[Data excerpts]
-- -- --

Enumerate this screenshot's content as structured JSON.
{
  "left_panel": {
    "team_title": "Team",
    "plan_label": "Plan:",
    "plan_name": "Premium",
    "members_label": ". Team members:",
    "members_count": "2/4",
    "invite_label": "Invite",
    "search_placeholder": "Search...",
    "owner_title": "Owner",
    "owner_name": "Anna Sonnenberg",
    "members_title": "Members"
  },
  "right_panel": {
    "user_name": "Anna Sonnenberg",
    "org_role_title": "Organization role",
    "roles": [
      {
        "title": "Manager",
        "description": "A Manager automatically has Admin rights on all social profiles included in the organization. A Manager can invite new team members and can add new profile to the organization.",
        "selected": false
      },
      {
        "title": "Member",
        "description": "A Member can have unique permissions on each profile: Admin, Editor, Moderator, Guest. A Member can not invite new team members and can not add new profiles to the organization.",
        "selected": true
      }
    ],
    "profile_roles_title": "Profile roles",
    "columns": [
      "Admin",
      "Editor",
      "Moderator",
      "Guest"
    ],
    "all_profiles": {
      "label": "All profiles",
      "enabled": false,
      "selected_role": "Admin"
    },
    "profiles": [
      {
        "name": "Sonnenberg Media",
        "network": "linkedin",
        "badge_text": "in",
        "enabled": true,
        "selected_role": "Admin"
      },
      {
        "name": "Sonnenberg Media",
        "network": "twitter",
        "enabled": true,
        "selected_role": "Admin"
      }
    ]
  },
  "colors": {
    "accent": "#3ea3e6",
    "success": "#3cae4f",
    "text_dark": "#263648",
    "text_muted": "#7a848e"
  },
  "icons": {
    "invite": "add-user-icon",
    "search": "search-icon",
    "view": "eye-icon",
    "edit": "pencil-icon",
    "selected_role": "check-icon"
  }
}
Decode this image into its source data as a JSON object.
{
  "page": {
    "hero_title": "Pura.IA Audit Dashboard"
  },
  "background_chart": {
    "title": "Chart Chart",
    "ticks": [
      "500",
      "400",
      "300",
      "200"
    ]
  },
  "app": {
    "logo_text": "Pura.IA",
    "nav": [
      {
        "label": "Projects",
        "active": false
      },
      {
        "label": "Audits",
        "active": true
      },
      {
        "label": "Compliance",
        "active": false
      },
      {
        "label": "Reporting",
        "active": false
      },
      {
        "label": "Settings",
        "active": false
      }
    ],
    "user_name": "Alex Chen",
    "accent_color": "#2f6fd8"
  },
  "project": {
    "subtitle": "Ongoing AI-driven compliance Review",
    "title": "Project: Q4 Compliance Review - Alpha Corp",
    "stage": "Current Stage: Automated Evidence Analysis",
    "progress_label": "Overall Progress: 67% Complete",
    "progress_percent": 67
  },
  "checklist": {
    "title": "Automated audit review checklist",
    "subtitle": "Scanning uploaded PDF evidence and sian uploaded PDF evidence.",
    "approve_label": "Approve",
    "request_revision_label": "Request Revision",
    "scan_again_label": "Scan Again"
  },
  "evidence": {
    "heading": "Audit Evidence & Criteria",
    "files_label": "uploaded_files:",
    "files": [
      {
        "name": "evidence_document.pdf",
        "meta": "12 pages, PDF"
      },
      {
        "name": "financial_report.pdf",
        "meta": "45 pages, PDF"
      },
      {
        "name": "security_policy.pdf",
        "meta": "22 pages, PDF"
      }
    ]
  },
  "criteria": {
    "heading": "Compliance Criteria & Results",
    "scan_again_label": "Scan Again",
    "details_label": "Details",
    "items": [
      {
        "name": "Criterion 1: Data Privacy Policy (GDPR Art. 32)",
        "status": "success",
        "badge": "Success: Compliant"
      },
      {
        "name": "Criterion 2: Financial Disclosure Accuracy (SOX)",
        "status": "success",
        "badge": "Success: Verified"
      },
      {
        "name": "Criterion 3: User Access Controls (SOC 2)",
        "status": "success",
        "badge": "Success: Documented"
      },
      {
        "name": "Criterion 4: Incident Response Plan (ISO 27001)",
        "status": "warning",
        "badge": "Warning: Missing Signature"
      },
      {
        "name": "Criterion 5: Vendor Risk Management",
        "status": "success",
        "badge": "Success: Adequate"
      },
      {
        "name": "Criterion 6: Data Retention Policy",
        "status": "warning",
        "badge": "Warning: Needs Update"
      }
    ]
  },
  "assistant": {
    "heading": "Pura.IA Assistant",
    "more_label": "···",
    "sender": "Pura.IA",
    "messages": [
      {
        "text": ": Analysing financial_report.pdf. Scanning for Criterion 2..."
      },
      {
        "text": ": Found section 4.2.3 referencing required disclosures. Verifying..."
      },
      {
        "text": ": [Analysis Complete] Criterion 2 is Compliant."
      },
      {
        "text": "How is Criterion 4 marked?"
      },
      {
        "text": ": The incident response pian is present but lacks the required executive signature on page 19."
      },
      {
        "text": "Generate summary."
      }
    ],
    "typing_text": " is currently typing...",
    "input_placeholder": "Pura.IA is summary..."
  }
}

-- -- --

**Task objective**
Write out every line of the data that holds the word "Compliant".

**Response below**
        "badge": "Success: Compliant"
        "text": ": [Analysis Complete] Criterion 2 is Compliant."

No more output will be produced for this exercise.